-- WORK TO BE COMPLETED --
Keep only those lines of the records that include the string "coffee".

-- THE RECORDS --
— Begin —
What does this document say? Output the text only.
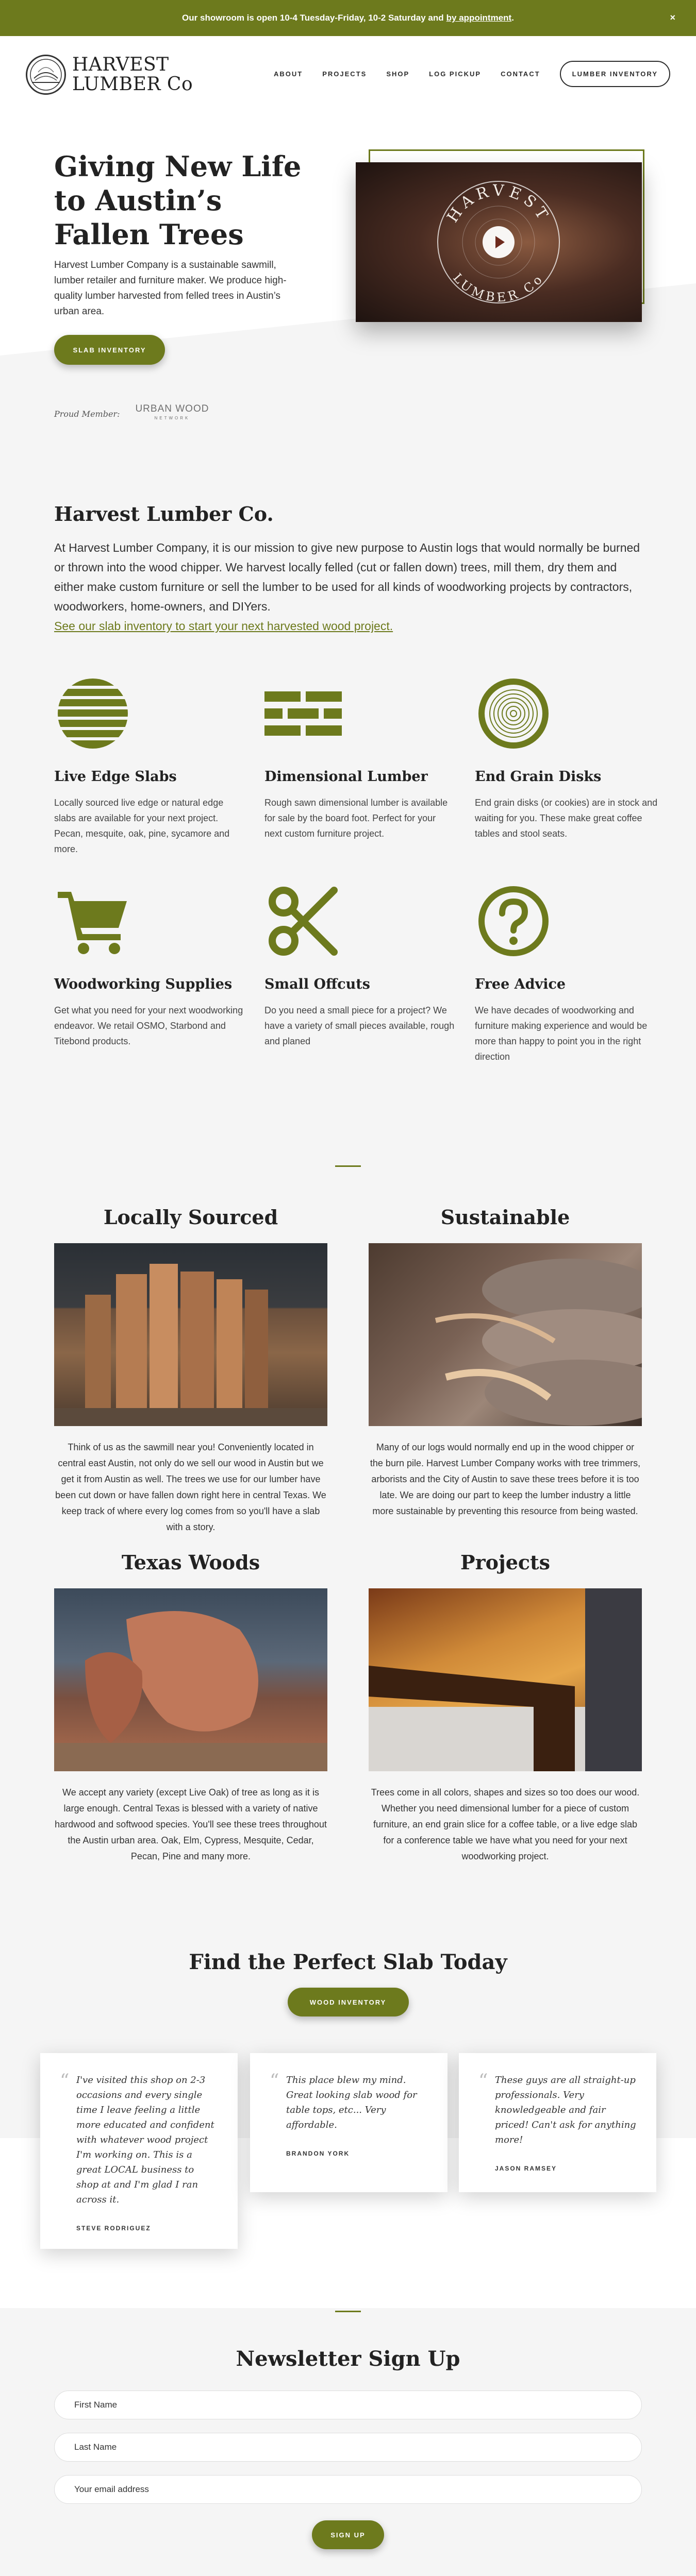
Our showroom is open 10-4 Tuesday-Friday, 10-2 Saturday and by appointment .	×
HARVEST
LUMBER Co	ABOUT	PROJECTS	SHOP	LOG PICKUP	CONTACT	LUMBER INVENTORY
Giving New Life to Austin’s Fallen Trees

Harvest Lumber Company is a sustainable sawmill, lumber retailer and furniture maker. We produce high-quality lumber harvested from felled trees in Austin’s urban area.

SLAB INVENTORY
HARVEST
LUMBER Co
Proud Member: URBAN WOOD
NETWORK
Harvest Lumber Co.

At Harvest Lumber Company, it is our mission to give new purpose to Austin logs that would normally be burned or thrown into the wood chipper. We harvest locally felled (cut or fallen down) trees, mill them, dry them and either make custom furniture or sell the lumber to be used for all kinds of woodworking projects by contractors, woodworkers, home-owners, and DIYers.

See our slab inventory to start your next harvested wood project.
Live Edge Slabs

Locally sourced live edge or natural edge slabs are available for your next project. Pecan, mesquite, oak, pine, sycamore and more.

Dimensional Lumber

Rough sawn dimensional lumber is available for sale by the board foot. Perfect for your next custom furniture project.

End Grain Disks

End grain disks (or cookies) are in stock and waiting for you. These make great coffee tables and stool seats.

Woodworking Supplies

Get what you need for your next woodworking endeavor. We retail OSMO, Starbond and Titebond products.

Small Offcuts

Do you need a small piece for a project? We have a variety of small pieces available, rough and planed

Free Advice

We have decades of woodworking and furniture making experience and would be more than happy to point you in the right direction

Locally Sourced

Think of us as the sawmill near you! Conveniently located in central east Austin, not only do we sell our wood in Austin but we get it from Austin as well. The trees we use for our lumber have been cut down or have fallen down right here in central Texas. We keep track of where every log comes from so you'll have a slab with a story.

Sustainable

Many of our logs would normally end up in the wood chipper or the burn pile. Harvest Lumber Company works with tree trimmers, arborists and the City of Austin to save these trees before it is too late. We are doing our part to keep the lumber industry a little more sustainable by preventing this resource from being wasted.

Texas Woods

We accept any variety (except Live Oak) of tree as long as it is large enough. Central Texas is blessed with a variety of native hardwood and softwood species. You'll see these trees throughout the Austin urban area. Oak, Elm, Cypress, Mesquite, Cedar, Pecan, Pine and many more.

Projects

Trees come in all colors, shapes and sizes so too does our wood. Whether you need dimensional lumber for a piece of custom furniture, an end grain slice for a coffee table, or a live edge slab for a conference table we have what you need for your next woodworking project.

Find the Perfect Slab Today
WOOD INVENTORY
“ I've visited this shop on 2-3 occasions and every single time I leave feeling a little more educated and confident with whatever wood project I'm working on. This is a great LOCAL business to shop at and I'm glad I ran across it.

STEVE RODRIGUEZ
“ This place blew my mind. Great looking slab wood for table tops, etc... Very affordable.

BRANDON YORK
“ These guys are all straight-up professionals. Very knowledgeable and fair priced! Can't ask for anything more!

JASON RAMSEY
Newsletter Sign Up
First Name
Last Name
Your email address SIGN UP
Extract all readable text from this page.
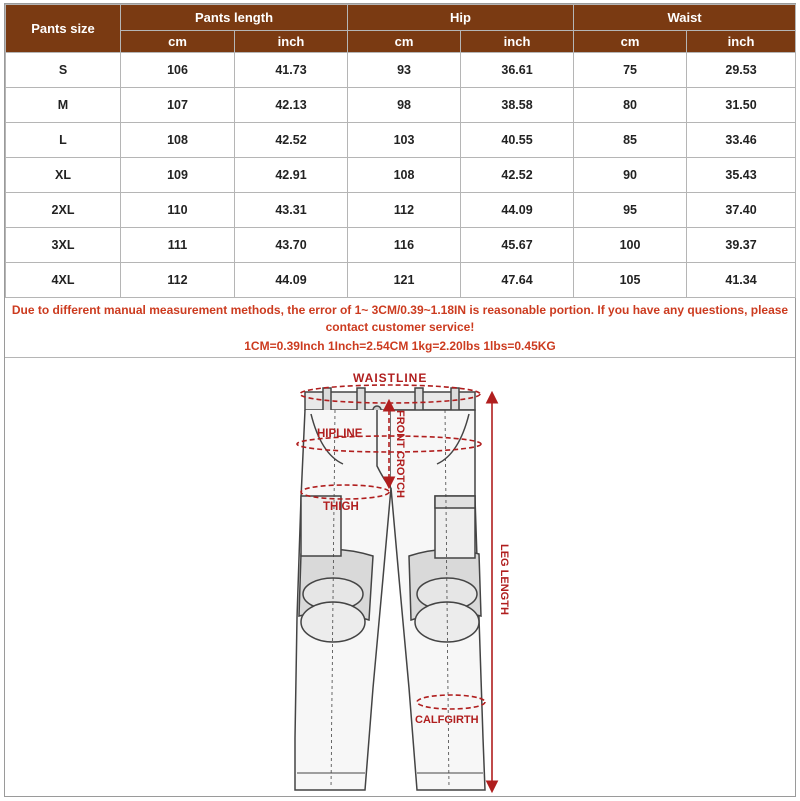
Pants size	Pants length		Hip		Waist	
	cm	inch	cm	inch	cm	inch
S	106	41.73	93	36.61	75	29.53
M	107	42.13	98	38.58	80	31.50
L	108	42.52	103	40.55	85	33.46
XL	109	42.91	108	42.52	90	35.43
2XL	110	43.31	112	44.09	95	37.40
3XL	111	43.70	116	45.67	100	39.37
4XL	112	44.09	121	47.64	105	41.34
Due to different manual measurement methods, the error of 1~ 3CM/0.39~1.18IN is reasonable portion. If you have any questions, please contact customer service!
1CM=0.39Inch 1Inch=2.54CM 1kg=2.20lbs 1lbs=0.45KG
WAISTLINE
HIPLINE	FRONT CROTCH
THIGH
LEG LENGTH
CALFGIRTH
— End —
-- COMPLETED EXERCISE --
End grain disks (or cookies) are in stock and waiting for you. These make great coffee tables and stool seats.
Trees come in all colors, shapes and sizes so too does our wood. Whether you need dimensional lumber for a piece of custom furniture, an end grain slice for a coffee table, or a live edge slab for a conference table we have what you need for your next woodworking project.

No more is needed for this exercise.